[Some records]
# # # # # # #

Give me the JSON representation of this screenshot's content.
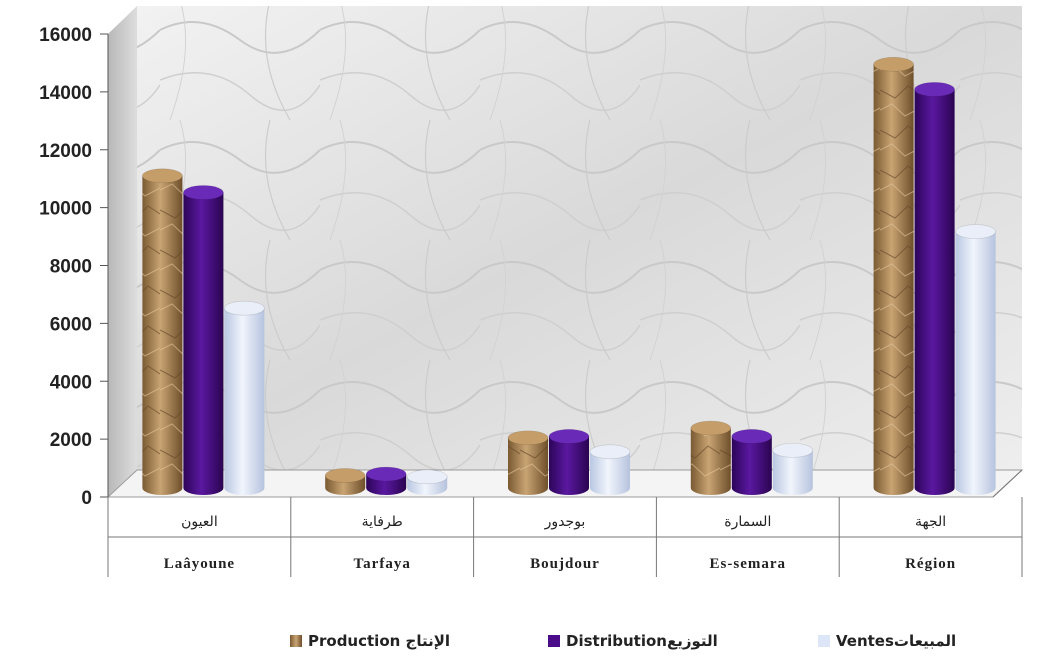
{
  "chart_data": {
    "type": "bar",
    "categories": [
      {
        "ar": "العيون",
        "fr": "Laâyoune"
      },
      {
        "ar": "طرفاية",
        "fr": "Tarfaya"
      },
      {
        "ar": "بوجدور",
        "fr": "Boujdour"
      },
      {
        "ar": "السمارة",
        "fr": "Es-semara"
      },
      {
        "ar": "الجهة",
        "fr": "Région"
      }
    ],
    "series": [
      {
        "name": "Production الإنتاج",
        "values": [
          11200,
          450,
          1800,
          2150,
          15200
        ]
      },
      {
        "name": "Distributionالتوزيع",
        "values": [
          10600,
          500,
          1850,
          1850,
          14300
        ]
      },
      {
        "name": "Ventesالمبيعات",
        "values": [
          6450,
          400,
          1300,
          1350,
          9200
        ]
      }
    ],
    "y_ticks": [
      "0",
      "2000",
      "4000",
      "6000",
      "8000",
      "10000",
      "12000",
      "14000",
      "16000"
    ],
    "ylim": [
      0,
      16000
    ],
    "legend_position": "bottom",
    "colors": {
      "production": "#b08a5a",
      "distribution": "#4b0c8a",
      "ventes": "#dce6f6"
    }
  }
}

# # # # # # #

WHAT YOU HAVE TO DO: Locate all lines that include the word "name" and copy them out.

RESULT OF THIS TASK:
        "name": "Production الإنتاج",
        "name": "Distributionالتوزيع",
        "name": "Ventesالمبيعات",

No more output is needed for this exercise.